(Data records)

** Start **

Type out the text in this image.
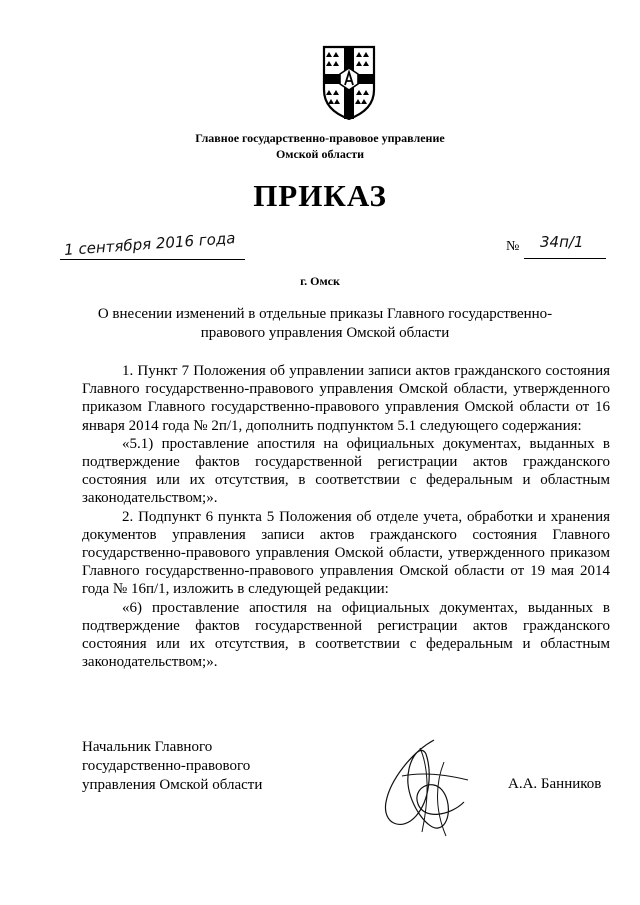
Главное государственно-правовое управление
Омской области
ПРИКАЗ
1 сентября 2016 года	№ 34п/1
г. Омск
О внесении изменений в отдельные приказы Главного государственно-правового управления Омской области

1. Пункт 7 Положения об управлении записи актов гражданского состояния Главного государственно-правового управления Омской области, утвержденного приказом Главного государственно-правового управления Омской области от 16 января 2014 года № 2п/1, дополнить подпунктом 5.1 следующего содержания:

«5.1) проставление апостиля на официальных документах, выданных в подтверждение фактов государственной регистрации актов гражданского состояния или их отсутствия, в соответствии с федеральным и областным законодательством;».

2. Подпункт 6 пункта 5 Положения об отделе учета, обработки и хранения документов управления записи актов гражданского состояния Главного государственно-правового управления Омской области, утвержденного приказом Главного государственно-правового управления Омской области от 19 мая 2014 года № 16п/1, изложить в следующей редакции:

«6) проставление апостиля на официальных документах, выданных в подтверждение фактов государственной регистрации актов гражданского состояния или их отсутствия, в соответствии с федеральным и областным законодательством;».

Начальник Главного
государственно-правового
управления Омской области	А.А. Банников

** End **

[TASK OBJECTIVE]
Read the entries and select each line where the word "документах" is found.

[RESPONSE TO THE TASK]
«5.1) проставление апостиля на официальных документах, выданных в подтверждение фактов государственной регистрации актов гражданского состояния или их отсутствия, в соответствии с федеральным и областным законодательством;».
«6) проставление апостиля на официальных документах, выданных в подтверждение фактов государственной регистрации актов гражданского состояния или их отсутствия, в соответствии с федеральным и областным законодательством;».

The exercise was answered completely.